> [AIM OF THE EXERCISE] Could you resume the forum thread about fishing and hunting, writing on from its last post?

> [TEXT SEGMENT]
Hard to tell, you might need all the luck you could muster but then again they were biting well out here last week so you may just have to throw the ol' chicken liver or nightcrawlers or whatever your bait of choice is and wait for the biting to happen. Hopefully they'll bite early and often for ya.


----------



## christopher

rockinmichingan

do you do any hunting in the off season or strictly fiching?


----------



## rockinmichigan

Right now I'm strictly fishing but I'd like to get myself together and into hunting this year. I'd like to do some boar and small game hunting, but would also like to go for deer too. Just need the equipment and the money to get the equipment.


----------



## christopher

I hunt for small game ,deer,turkey,ducks and geese. :sniper:


----------



## rockinmichigan

I'd like to do some duck and geese hunting too. I used to have a blast going into the woods with my uncle in his backyard, back when I was around 10 or so. He used to ping the squirrels in the trees and I would be the retriever and get them for him. Used to bring in 6 or 7 squirrels in less then an hour.


----------



## christopher

I shot a few squirrels. this fall .A I was running into a lot of turkeys but couldn't shoot any of them due to us not having a fall turkey season plus
I have to take the turkey course on april 24.When you do start to hunt I found a squirrel call made by h&S has the bushytials running right to you.


----------



## rockinmichigan

That's cool Chris, once I get my stuff together I'll look into getting the squirrel call. I'm learning up on things by watching the hunting shows on The Outdoors Channel, so hopefully they'll pay off in the field when I'm ready.

> [RECORDS PROVIDED]
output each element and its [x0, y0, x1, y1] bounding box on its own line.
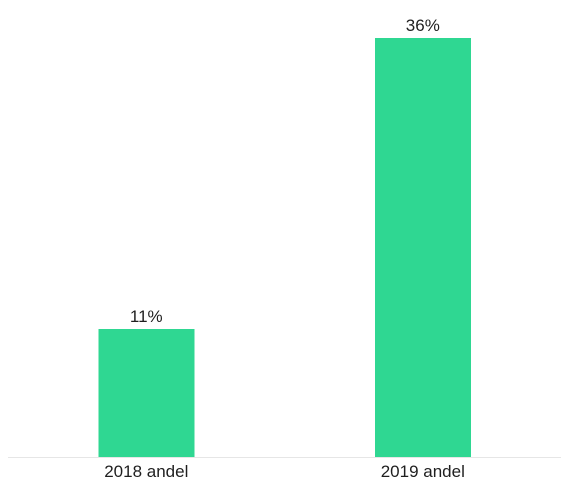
x-tick-label-2: 2019 andel: [381, 462, 465, 481]
bars-layer: [98, 38, 471, 457]
bar-1: [98, 329, 195, 457]
labels-layer: 11% 36%: [130, 16, 440, 326]
x-axis-ticks: 2018 andel 2019 andel: [104, 462, 465, 481]
data-label-1: 11%: [130, 307, 163, 326]
bar-2: [374, 38, 471, 457]
data-label-2: 36%: [406, 16, 440, 35]
x-tick-label-1: 2018 andel: [104, 462, 188, 481]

> [RESULT OF THE TASK]
----------



## christopher

you are lucky because we don't get any hunting shows anymore.I use to watch them on spike t.v but they cancelled it.but I like the fishing shows that are on.with me doing shift work I can't watch them all the time. :sniper:


----------



## rockinmichigan

At least there's the internet to connect with forums like this website. If you can't have the fishing and hunting programs at least you can get your fishing and hunting reports right here or any other forum.


----------



## christopher

As we where talking about lake eels I found out there real name is the american eel I seen on a web site that the us/canada are putting a stop to commerical fishing for them. also anglers can't fish for them either.this year they where put on the endangered species list. I will look for the website for you.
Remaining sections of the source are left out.